前述したように、ケーブルの結線はスフォルツァートDSP-Columba~パス・ラボラトリーX32プリアンプを繋いでいるところだ。試聴音源はハイレゾPCMとDSDのデジタルファイルである。パワーアンプはパス・ラボラトリーズX600.8で、スピーカーシステムはマジコのM3。最初はPEGASUSを繋いだ状態で聴いて、その後はWEL Signatureに戻して聴いた。
ボーカル曲として秀逸な「アネッテ・アスクヴィーク/リバティ」のタイトル曲は、音の重心がPEGASUSのほうが僅かに低く安定しているように感じられた(48kHz/24bit)。センターにピシッと構築される音像の密度はWEL Signatureと互角に思われるが、色彩的にはPEGASUSのほうが濃い目の描写になるようだ。この曲にはいくつかの効果音が含まれていて、それらの音の表現は微妙ながらもPEGASUSのほうがゾクッとくる。一音一音のクリアーさに優れていながらも情報量の豊かさが感じられることも挙げておこう。ザワつくような微細なノイズ成分が音にまとわりつかないという印象なのである。
352.8kHz/24bitのハイレゾ音源「ティム・ランゲディック&ポール・ベーナー/ランブリン’・ローズ」はオール金属弦のアコースティックギターとウッドベースのデュオ演奏だ。サウンドステージの奥深さや高さも感じさせる拡がりの豊かさはPEGASUSもWEL Signatureも共に優れているけれども、先ほどのアネッテ・アクスヴィークでも感じたように音の実在感を高めて聴かせるのはPEGASUSのほうだった。WEL Signatureは奏でる旋律の滑らかさを得意としていて、これは高純度銅(PCS+)と純銀という金属導体によるキャラクターなのかもしれない。
河村尚子がベーゼンドルファー製グランドピアノを弾いている「河村尚子/ベートーヴェン ピアノ・ソナタ Vol.1」からのピアノ・ソナタ第7番(第1楽章)は、2.8MHzのDSD(DSD64)によるDSDレコーディングだ。非常に力強いこの演奏をスピード感に優れた音で聴かせたのは、WEL Signatureである。しかしながら、PEGASUSのほうは打鍵に好ましい硬さが感じられて強弱のコントラストは僅かながらもPEGASUSのほうが高いのだ。この楽曲は音の違いをクッキリと感じさせて興味深かった。
日本人ジャズの優秀録音である「松井秀太郎(トランペット)/STEPS OF THE BLUE」からのカラー・パレットは、ミュート奏法による音色の変化と息の合った4人の演奏が楽しめる楽曲だ(96kHz/24bit)。全体的な音ヌケのよさはWEL Signatureのほうが好ましく感じられたのだが(純銀線のメリットか?)、少しばかりキレイすぎるかもしれない。いっぽうのPEGASUSは音に芯のあるクッキリ感が気持ち良いのだ。

> 渡された資料
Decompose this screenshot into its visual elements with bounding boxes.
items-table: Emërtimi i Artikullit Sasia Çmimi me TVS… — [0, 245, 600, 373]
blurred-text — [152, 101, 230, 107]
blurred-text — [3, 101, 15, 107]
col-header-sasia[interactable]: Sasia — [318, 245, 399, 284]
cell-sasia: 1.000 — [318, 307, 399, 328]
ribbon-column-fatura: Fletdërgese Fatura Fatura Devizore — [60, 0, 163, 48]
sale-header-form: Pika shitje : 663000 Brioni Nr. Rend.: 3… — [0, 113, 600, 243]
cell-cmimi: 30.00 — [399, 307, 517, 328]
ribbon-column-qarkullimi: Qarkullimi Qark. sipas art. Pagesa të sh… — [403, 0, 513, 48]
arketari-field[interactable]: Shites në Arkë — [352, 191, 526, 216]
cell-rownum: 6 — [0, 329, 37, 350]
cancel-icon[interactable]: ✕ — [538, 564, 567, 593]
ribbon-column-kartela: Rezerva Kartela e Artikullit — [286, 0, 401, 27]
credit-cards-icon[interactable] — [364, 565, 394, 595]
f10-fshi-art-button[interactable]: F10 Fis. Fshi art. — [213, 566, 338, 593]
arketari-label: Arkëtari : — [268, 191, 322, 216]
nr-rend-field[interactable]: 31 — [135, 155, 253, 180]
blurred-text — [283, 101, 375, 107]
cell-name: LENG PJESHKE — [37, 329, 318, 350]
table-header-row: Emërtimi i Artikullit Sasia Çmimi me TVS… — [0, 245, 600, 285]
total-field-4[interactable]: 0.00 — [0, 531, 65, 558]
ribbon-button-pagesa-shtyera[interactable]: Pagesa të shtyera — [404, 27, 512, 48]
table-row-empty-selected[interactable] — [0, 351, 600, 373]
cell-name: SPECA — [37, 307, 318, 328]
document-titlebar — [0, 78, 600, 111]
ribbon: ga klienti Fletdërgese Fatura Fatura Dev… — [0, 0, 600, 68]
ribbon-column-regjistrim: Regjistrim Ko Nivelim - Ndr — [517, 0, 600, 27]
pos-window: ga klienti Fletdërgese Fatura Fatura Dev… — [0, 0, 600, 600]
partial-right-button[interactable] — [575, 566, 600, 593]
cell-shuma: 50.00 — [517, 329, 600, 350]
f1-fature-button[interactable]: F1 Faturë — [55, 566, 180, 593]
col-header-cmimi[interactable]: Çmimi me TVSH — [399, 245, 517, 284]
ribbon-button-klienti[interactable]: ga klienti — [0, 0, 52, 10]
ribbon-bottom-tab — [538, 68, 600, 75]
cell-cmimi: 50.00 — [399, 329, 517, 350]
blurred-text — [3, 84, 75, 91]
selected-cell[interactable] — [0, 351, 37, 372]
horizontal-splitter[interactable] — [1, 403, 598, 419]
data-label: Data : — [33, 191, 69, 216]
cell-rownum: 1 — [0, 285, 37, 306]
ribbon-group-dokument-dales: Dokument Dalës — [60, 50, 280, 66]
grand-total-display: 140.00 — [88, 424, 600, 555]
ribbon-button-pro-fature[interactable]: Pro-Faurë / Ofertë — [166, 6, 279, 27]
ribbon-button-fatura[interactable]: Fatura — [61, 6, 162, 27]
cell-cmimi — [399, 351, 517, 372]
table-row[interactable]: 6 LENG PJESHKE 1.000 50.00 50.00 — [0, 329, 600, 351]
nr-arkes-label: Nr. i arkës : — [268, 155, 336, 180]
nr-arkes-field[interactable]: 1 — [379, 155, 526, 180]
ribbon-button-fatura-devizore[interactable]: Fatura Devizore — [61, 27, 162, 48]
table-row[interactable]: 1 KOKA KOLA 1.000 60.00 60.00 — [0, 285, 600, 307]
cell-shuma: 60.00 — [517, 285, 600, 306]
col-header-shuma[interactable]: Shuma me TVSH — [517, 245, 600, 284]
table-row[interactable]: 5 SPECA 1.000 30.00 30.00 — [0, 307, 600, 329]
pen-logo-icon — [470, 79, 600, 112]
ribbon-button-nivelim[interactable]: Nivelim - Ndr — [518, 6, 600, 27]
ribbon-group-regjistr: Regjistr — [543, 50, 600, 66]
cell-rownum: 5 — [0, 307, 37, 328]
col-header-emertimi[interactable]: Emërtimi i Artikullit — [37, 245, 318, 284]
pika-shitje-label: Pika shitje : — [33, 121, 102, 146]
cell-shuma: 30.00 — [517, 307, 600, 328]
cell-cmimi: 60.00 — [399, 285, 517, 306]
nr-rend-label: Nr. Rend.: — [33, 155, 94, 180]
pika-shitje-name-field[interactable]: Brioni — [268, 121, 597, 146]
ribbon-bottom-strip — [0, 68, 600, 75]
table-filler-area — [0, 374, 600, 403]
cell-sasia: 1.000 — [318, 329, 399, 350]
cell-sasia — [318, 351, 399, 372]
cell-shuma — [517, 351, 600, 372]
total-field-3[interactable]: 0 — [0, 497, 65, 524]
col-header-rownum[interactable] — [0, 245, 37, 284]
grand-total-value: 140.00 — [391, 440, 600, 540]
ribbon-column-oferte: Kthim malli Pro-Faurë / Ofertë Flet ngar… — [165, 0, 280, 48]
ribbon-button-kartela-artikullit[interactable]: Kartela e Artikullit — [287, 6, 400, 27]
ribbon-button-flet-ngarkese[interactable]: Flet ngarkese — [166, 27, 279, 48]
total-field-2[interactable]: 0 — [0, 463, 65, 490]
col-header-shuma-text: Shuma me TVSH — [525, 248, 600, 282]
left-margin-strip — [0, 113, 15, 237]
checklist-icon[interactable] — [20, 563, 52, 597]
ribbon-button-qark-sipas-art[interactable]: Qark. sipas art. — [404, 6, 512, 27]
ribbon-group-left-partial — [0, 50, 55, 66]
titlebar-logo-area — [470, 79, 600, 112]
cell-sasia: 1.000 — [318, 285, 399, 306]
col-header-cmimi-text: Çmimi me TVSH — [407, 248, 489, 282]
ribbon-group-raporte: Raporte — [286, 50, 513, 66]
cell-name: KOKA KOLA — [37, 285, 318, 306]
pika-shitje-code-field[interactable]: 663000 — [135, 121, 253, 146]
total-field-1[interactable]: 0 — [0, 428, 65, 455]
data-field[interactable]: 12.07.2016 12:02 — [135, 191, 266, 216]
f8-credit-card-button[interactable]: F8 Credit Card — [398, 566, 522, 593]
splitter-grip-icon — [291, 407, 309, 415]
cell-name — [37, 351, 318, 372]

> やること
1/ 試聴の文章の「前述したように、ケーブルの結」から「natureに戻して聴いた。」までを、一字も変えずに書き写してください。
2/ 試聴の文章によると、試聴に使われたスピーカーシステムは何ですか。
項目は、試聴の文章とは別の資料です。

> 答え
1/
前述したように、ケーブルの結線はスフォルツァートDSP-Columba~パス・ラボラトリーX32プリアンプを繋いでいるところだ。試聴音源はハイレゾPCMとDSDのデジタルファイルである。パワーアンプはパス・ラボラトリーズX600.8で、スピーカーシステムはマジコのM3。最初はPEGASUSを繋いだ状態で聴いて、その後はWEL Signatureに戻して聴いた。

2/ マジコのM3です。